_What you will do:_
Write every line of the entries below as a JSON list of strings, one string per line, with blank lines dropped. Leave the pictures out.

_Stored data entries:_
--

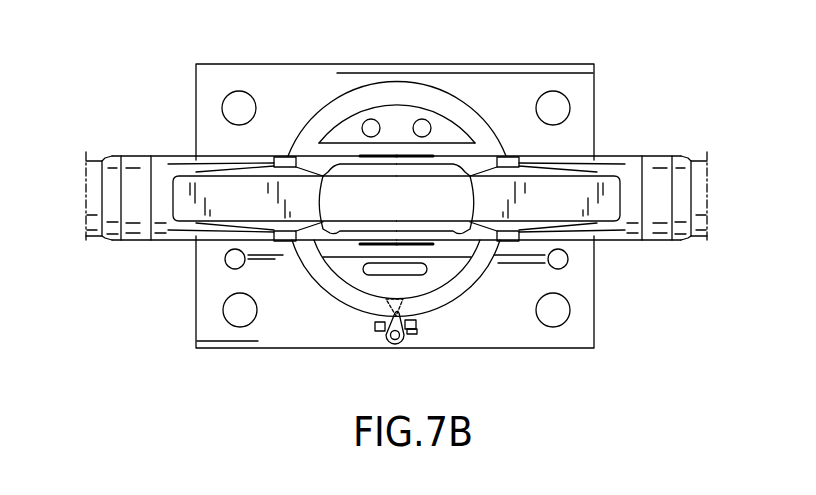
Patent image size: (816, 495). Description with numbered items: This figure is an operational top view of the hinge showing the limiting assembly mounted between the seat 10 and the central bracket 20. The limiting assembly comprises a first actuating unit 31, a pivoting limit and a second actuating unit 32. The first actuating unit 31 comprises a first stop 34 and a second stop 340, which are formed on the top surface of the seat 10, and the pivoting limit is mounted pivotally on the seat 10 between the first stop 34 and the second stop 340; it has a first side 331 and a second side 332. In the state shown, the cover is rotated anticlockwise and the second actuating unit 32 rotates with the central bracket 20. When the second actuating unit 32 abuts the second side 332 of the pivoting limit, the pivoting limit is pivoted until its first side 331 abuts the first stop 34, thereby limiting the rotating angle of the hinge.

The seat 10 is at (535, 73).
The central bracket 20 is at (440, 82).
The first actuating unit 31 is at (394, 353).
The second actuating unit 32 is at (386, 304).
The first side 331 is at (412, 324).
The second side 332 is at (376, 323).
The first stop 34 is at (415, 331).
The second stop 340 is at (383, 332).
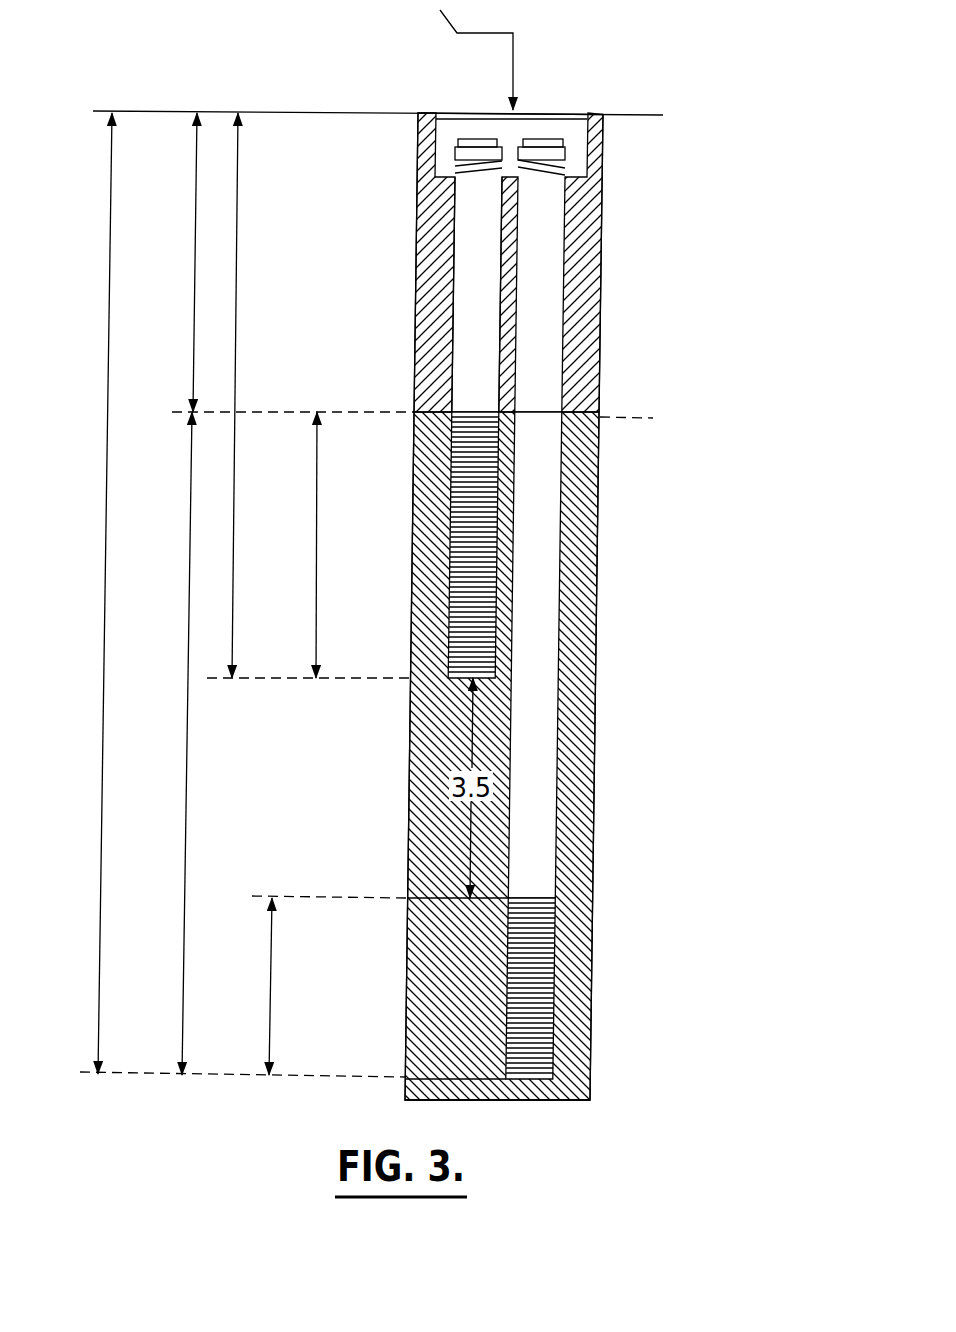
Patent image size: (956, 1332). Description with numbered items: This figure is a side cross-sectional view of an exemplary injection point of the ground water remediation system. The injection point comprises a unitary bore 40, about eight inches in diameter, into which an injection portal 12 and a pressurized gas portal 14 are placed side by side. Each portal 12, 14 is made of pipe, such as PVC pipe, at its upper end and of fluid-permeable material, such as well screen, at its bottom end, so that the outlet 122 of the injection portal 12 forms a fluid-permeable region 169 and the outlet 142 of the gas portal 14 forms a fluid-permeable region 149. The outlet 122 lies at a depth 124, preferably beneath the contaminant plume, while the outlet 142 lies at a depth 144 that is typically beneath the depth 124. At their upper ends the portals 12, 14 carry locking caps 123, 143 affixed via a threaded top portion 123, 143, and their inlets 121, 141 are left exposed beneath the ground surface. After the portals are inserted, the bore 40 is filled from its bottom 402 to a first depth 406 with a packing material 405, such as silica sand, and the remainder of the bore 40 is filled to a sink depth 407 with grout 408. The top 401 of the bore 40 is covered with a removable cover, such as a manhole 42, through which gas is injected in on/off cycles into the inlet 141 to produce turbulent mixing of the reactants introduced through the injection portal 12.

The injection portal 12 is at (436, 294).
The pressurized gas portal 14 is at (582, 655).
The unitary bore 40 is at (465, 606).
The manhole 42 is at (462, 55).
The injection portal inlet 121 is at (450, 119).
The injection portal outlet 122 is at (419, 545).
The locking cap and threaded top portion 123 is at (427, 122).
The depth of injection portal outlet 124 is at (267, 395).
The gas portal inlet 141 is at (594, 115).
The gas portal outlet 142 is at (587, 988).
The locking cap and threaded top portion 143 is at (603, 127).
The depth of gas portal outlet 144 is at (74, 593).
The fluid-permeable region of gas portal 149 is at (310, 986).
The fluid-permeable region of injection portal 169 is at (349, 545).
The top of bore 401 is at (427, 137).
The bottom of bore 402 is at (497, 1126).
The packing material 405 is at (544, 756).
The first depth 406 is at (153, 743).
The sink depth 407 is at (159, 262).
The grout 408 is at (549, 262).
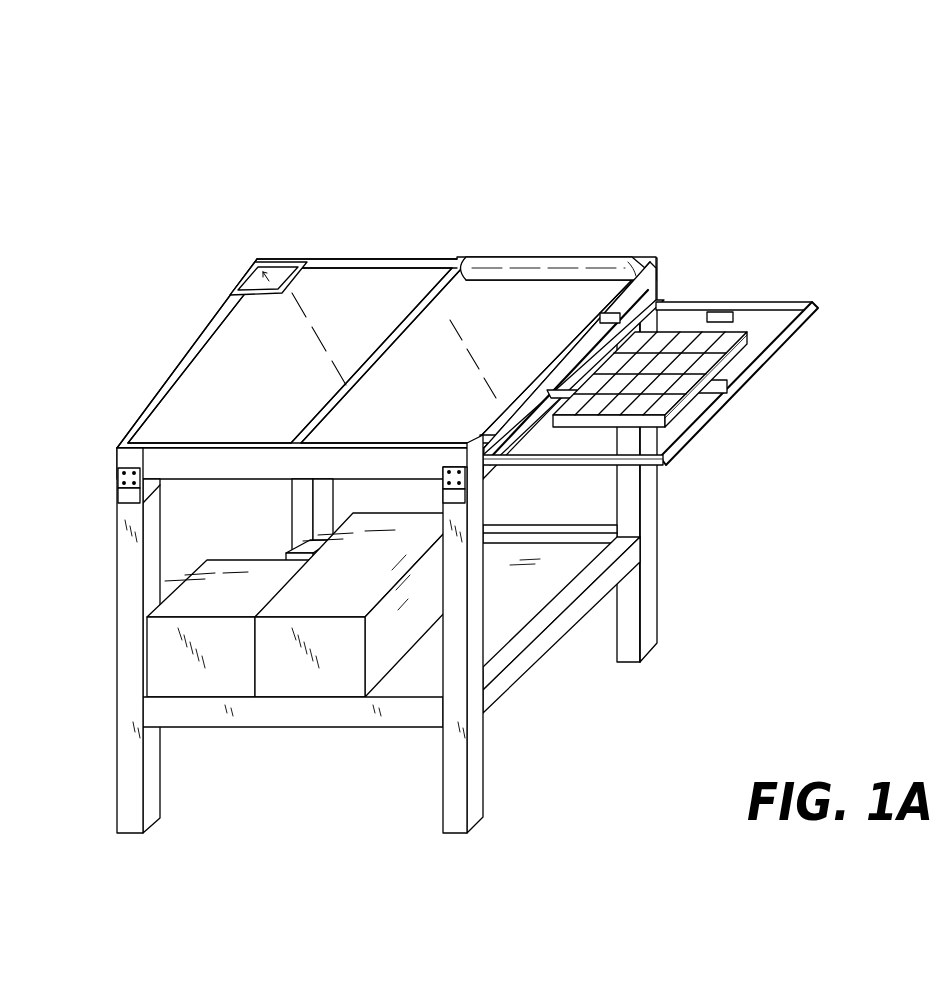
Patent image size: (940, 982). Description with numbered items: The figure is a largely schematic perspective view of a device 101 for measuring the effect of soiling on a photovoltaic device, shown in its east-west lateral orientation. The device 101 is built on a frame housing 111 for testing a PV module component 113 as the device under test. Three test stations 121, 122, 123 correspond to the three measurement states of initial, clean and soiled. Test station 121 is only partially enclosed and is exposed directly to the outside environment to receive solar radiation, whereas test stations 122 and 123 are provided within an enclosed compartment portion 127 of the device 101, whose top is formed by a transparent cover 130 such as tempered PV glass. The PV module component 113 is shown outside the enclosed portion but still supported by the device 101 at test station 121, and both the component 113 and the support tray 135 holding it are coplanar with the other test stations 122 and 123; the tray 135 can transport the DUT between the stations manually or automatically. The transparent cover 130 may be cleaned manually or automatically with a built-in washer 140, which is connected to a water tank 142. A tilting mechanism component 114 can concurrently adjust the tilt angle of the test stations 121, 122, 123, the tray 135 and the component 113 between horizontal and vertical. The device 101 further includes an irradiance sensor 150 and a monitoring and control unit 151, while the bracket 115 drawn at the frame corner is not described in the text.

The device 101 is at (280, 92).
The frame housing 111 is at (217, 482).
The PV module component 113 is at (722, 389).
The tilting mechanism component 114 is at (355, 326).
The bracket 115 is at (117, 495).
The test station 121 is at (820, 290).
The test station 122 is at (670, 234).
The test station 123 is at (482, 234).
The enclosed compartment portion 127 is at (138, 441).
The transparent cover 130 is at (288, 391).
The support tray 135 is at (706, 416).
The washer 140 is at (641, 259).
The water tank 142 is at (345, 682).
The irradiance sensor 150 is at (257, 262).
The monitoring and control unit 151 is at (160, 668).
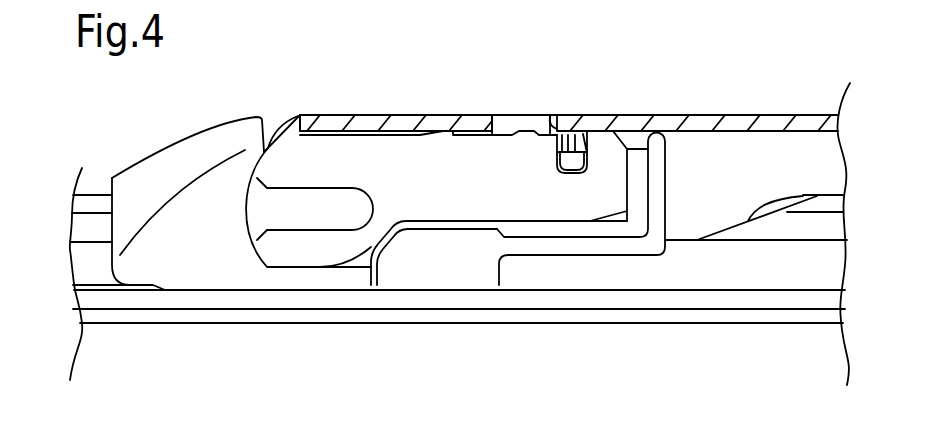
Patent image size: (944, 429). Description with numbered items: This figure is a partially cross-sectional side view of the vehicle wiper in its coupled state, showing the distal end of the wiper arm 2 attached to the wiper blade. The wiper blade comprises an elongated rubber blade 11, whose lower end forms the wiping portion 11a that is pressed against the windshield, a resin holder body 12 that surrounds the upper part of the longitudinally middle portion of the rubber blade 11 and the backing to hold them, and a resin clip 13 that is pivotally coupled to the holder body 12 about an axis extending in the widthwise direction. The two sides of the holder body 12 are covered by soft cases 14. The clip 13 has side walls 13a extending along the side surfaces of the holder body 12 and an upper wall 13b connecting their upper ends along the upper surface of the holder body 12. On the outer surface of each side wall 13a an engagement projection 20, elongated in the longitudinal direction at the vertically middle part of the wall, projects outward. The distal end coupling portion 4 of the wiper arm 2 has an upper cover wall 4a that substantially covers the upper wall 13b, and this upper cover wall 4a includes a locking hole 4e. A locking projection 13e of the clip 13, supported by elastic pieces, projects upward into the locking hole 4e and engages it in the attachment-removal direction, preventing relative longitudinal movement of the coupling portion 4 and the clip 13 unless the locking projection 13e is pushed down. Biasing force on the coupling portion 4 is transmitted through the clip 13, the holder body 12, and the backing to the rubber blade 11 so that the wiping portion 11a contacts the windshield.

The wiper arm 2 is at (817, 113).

--

_Answer to the problem:_
[
  "Patent image size: (816, 495). Description with numbered items: This figure is an operational top view of the hinge showing the limiting assembly mounted between the seat 10 and the central bracket 20. The limiting assembly comprises a first actuating unit 31, a pivoting limit and a second actuating unit 32. The first actuating unit 31 comprises a first stop 34 and a second stop 340, which are formed on the top surface of the seat 10, and the pivoting limit is mounted pivotally on the seat 10 between the first stop 34 and the second stop 340; it has a first side 331 and a second side 332. In the state shown, the cover is rotated anticlockwise and the second actuating unit 32 rotates with the central bracket 20. When the second actuating unit 32 abuts the second side 332 of the pivoting limit, the pivoting limit is pivoted until its first side 331 abuts the first stop 34, thereby limiting the rotating angle of the hinge.",
  "The seat 10 is at (535, 73).",
  "The central bracket 20 is at (440, 82).",
  "The first actuating unit 31 is at (394, 353).",
  "The second actuating unit 32 is at (386, 304).",
  "The first side 331 is at (412, 324).",
  "The second side 332 is at (376, 323).",
  "The first stop 34 is at (415, 331).",
  "The second stop 340 is at (383, 332).",
  "Patent image size: (956, 1332). Description with numbered items: This figure is a side cross-sectional view of an exemplary injection point of the ground water remediation system. The injection point comprises a unitary bore 40, about eight inches in diameter, into which an injection portal 12 and a pressurized gas portal 14 are placed side by side. Each portal 12, 14 is made of pipe, such as PVC pipe, at its upper end and of fluid-permeable material, such as well screen, at its bottom end, so that the outlet 122 of the injection portal 12 forms a fluid-permeable region 169 and the outlet 142 of the gas portal 14 forms a fluid-permeable region 149. The outlet 122 lies at a depth 124, preferably beneath the contaminant plume, while the outlet 142 lies at a depth 144 that is typically beneath the depth 124. At their upper ends the portals 12, 14 carry locking caps 123, 143 affixed via a threaded top portion 123, 143, and their inlets 121, 141 are left exposed beneath the ground surface. After the portals are inserted, the bore 40 is filled from its bottom 402 to a first depth 406 with a packing material 405, such as silica sand, and the remainder of the bore 40 is filled to a sink depth 407 with grout 408. The top 401 of the bore 40 is covered with a removable cover, such as a manhole 42, through which gas is injected in on/off cycles into the inlet 141 to produce turbulent mixing of the reactants introduced through the injection portal 12.",
  "The injection portal 12 is at (436, 294).",
  "The pressurized gas portal 14 is at (582, 655).",
  "The unitary bore 40 is at (465, 606).",
  "The manhole 42 is at (462, 55).",
  "The injection portal inlet 121 is at (450, 119).",
  "The injection portal outlet 122 is at (419, 545).",
  "The locking cap and threaded top portion 123 is at (427, 122).",
  "The depth of injection portal outlet 124 is at (267, 395).",
  "The gas portal inlet 141 is at (594, 115).",
  "The gas portal outlet 142 is at (587, 988).",
  "The locking cap and threaded top portion 143 is at (603, 127).",
  "The depth of gas portal outlet 144 is at (74, 593).",
  "The fluid-permeable region of gas portal 149 is at (310, 986).",
  "The fluid-permeable region of injection portal 169 is at (349, 545).",
  "The top of bore 401 is at (427, 137).",
  "The bottom of bore 402 is at (497, 1126).",
  "The packing material 405 is at (544, 756).",
  "The first depth 406 is at (153, 743).",
  "The sink depth 407 is at (159, 262).",
  "The grout 408 is at (549, 262).",
  "Patent image size: (940, 982). Description with numbered items: The figure is a largely schematic perspective view of a device 101 for measuring the effect of soiling on a photovoltaic device, shown in its east-west lateral orientation. The device 101 is built on a frame housing 111 for testing a PV module component 113 as the device under test. Three test stations 121, 122, 123 correspond to the three measurement states of initial, clean and soiled. Test station 121 is only partially enclosed and is exposed directly to the outside environment to receive solar radiation, whereas test stations 122 and 123 are provided within an enclosed compartment portion 127 of the device 101, whose top is formed by a transparent cover 130 such as tempered PV glass. The PV module component 113 is shown outside the enclosed portion but still supported by the device 101 at test station 121, and both the component 113 and the support tray 135 holding it are coplanar with the other test stations 122 and 123; the tray 135 can transport the DUT between the stations manually or automatically. The transparent cover 130 may be cleaned manually or automatically with a built-in washer 140, which is connected to a water tank 142. A tilting mechanism component 114 can concurrently adjust the tilt angle of the test stations 121, 122, 123, the tray 135 and the component 113 between horizontal and vertical. The device 101 further includes an irradiance sensor 150 and a monitoring and control unit 151, while the bracket 115 drawn at the frame corner is not described in the text.",
  "The device 101 is at (280, 92).",
  "The frame housing 111 is at (217, 482).",
  "The PV module component 113 is at (722, 389).",
  "The tilting mechanism component 114 is at (355, 326).",
  "The bracket 115 is at (117, 495).",
  "The test station 121 is at (820, 290).",
  "The test station 122 is at (670, 234).",
  "The test station 123 is at (482, 234).",
  "The enclosed compartment portion 127 is at (138, 441).",
  "The transparent cover 130 is at (288, 391).",
  "The support tray 135 is at (706, 416).",
  "The washer 140 is at (641, 259).",
  "The water tank 142 is at (345, 682).",
  "The irradiance sensor 150 is at (257, 262).",
  "The monitoring and control unit 151 is at (160, 668).",
  "Patent image size: (944, 429). Description with numbered items: This figure is a partially cross-sectional side view of the vehicle wiper in its coupled state, showing the distal end of the wiper arm 2 attached to the wiper blade. The wiper blade comprises an elongated rubber blade 11, whose lower end forms the wiping portion 11a that is pressed against the windshield, a resin holder body 12 that surrounds the upper part of the longitudinally middle portion of the rubber blade 11 and the backing to hold them, and a resin clip 13 that is pivotally coupled to the holder body 12 about an axis extending in the widthwise direction. The two sides of the holder body 12 are covered by soft cases 14. The clip 13 has side walls 13a extending along the side surfaces of the holder body 12 and an upper wall 13b connecting their upper ends along the upper surface of the holder body 12. On the outer surface of each side wall 13a an engagement projection 20, elongated in the longitudinal direction at the vertically middle part of the wall, projects outward. The distal end coupling portion 4 of the wiper arm 2 has an upper cover wall 4a that substantially covers the upper wall 13b, and this upper cover wall 4a includes a locking hole 4e. A locking projection 13e of the clip 13, supported by elastic pieces, projects upward into the locking hole 4e and engages it in the attachment-removal direction, preventing relative longitudinal movement of the coupling portion 4 and the clip 13 unless the locking projection 13e is pushed down. Biasing force on the coupling portion 4 is transmitted through the clip 13, the holder body 12, and the backing to the rubber blade 11 so that the wiping portion 11a contacts the windshield.",
  "The wiper arm 2 is at (817, 113)."
]